(Structured figure records)
"""

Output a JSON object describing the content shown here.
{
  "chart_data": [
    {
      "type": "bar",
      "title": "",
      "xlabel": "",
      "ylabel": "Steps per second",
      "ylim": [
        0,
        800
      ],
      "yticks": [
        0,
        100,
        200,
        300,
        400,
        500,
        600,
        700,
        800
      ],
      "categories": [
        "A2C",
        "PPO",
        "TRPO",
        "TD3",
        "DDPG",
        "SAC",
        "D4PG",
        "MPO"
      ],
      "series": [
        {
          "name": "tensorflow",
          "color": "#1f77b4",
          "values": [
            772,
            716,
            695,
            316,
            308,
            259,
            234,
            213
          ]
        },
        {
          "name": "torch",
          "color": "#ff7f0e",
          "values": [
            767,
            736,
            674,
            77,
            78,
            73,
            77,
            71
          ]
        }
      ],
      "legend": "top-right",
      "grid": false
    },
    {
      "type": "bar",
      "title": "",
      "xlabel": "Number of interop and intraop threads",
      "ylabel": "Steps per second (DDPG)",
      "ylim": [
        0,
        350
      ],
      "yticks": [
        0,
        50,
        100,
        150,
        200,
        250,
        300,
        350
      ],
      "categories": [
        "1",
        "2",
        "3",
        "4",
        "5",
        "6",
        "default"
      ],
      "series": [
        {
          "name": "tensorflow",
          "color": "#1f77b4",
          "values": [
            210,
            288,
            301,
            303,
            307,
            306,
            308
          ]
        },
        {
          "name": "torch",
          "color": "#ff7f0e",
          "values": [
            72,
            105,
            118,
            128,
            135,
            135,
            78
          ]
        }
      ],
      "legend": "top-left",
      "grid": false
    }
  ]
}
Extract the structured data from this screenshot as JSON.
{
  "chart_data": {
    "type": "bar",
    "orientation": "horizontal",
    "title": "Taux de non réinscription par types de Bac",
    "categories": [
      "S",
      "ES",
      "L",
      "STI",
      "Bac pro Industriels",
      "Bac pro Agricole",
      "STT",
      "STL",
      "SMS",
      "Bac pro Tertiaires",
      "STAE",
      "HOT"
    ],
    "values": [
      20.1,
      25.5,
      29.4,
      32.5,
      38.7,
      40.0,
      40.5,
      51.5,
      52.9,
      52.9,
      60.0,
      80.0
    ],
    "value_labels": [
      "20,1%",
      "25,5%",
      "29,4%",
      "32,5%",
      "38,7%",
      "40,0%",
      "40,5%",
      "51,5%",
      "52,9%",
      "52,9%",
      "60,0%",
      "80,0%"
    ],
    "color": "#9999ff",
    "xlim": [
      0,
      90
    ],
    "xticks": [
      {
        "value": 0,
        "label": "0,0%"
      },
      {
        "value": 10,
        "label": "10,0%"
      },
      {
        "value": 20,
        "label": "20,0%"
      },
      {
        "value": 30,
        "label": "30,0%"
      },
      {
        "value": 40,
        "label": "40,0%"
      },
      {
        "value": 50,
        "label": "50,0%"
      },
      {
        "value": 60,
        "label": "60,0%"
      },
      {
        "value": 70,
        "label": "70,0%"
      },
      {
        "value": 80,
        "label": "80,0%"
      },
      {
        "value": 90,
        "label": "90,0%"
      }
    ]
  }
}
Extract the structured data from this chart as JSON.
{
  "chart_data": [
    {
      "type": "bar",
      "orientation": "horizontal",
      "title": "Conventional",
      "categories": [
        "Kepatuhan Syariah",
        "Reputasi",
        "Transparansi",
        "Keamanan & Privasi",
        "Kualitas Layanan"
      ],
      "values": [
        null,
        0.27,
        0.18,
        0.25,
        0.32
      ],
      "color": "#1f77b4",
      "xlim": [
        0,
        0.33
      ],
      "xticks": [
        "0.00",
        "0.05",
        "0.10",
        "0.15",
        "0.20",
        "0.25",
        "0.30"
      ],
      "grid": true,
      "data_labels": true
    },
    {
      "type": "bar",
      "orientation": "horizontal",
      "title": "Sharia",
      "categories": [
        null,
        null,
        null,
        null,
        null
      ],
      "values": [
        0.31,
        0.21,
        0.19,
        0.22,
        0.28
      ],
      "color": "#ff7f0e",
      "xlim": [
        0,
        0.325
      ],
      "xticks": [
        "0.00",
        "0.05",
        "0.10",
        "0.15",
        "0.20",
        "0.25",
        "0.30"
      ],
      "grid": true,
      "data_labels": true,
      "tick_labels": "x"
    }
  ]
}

"""

_Short exercise:_ Print the entries exactly. Include every one.

_Expected output:_
Output a JSON object describing the content shown here.
{
  "chart_data": [
    {
      "type": "bar",
      "title": "",
      "xlabel": "",
      "ylabel": "Steps per second",
      "ylim": [
        0,
        800
      ],
      "yticks": [
        0,
        100,
        200,
        300,
        400,
        500,
        600,
        700,
        800
      ],
      "categories": [
        "A2C",
        "PPO",
        "TRPO",
        "TD3",
        "DDPG",
        "SAC",
        "D4PG",
        "MPO"
      ],
      "series": [
        {
          "name": "tensorflow",
          "color": "#1f77b4",
          "values": [
            772,
            716,
            695,
            316,
            308,
            259,
            234,
            213
          ]
        },
        {
          "name": "torch",
          "color": "#ff7f0e",
          "values": [
            767,
            736,
            674,
            77,
            78,
            73,
            77,
            71
          ]
        }
      ],
      "legend": "top-right",
      "grid": false
    },
    {
      "type": "bar",
      "title": "",
      "xlabel": "Number of interop and intraop threads",
      "ylabel": "Steps per second (DDPG)",
      "ylim": [
        0,
        350
      ],
      "yticks": [
        0,
        50,
        100,
        150,
        200,
        250,
        300,
        350
      ],
      "categories": [
        "1",
        "2",
        "3",
        "4",
        "5",
        "6",
        "default"
      ],
      "series": [
        {
          "name": "tensorflow",
          "color": "#1f77b4",
          "values": [
            210,
            288,
            301,
            303,
            307,
            306,
            308
          ]
        },
        {
          "name": "torch",
          "color": "#ff7f0e",
          "values": [
            72,
            105,
            118,
            128,
            135,
            135,
            78
          ]
        }
      ],
      "legend": "top-left",
      "grid": false
    }
  ]
}
Extract the structured data from this screenshot as JSON.
{
  "chart_data": {
    "type": "bar",
    "orientation": "horizontal",
    "title": "Taux de non réinscription par types de Bac",
    "categories": [
      "S",
      "ES",
      "L",
      "STI",
      "Bac pro Industriels",
      "Bac pro Agricole",
      "STT",
      "STL",
      "SMS",
      "Bac pro Tertiaires",
      "STAE",
      "HOT"
    ],
    "values": [
      20.1,
      25.5,
      29.4,
      32.5,
      38.7,
      40.0,
      40.5,
      51.5,
      52.9,
      52.9,
      60.0,
      80.0
    ],
    "value_labels": [
      "20,1%",
      "25,5%",
      "29,4%",
      "32,5%",
      "38,7%",
      "40,0%",
      "40,5%",
      "51,5%",
      "52,9%",
      "52,9%",
      "60,0%",
      "80,0%"
    ],
    "color": "#9999ff",
    "xlim": [
      0,
      90
    ],
    "xticks": [
      {
        "value": 0,
        "label": "0,0%"
      },
      {
        "value": 10,
        "label": "10,0%"
      },
      {
        "value": 20,
        "label": "20,0%"
      },
      {
        "value": 30,
        "label": "30,0%"
      },
      {
        "value": 40,
        "label": "40,0%"
      },
      {
        "value": 50,
        "label": "50,0%"
      },
      {
        "value": 60,
        "label": "60,0%"
      },
      {
        "value": 70,
        "label": "70,0%"
      },
      {
        "value": 80,
        "label": "80,0%"
      },
      {
        "value": 90,
        "label": "90,0%"
      }
    ]
  }
}
Extract the structured data from this chart as JSON.
{
  "chart_data": [
    {
      "type": "bar",
      "orientation": "horizontal",
      "title": "Conventional",
      "categories": [
        "Kepatuhan Syariah",
        "Reputasi",
        "Transparansi",
        "Keamanan & Privasi",
        "Kualitas Layanan"
      ],
      "values": [
        null,
        0.27,
        0.18,
        0.25,
        0.32
      ],
      "color": "#1f77b4",
      "xlim": [
        0,
        0.33
      ],
      "xticks": [
        "0.00",
        "0.05",
        "0.10",
        "0.15",
        "0.20",
        "0.25",
        "0.30"
      ],
      "grid": true,
      "data_labels": true
    },
    {
      "type": "bar",
      "orientation": "horizontal",
      "title": "Sharia",
      "categories": [
        null,
        null,
        null,
        null,
        null
      ],
      "values": [
        0.31,
        0.21,
        0.19,
        0.22,
        0.28
      ],
      "color": "#ff7f0e",
      "xlim": [
        0,
        0.325
      ],
      "xticks": [
        "0.00",
        "0.05",
        "0.10",
        "0.15",
        "0.20",
        "0.25",
        "0.30"
      ],
      "grid": true,
      "data_labels": true,
      "tick_labels": "x"
    }
  ]
}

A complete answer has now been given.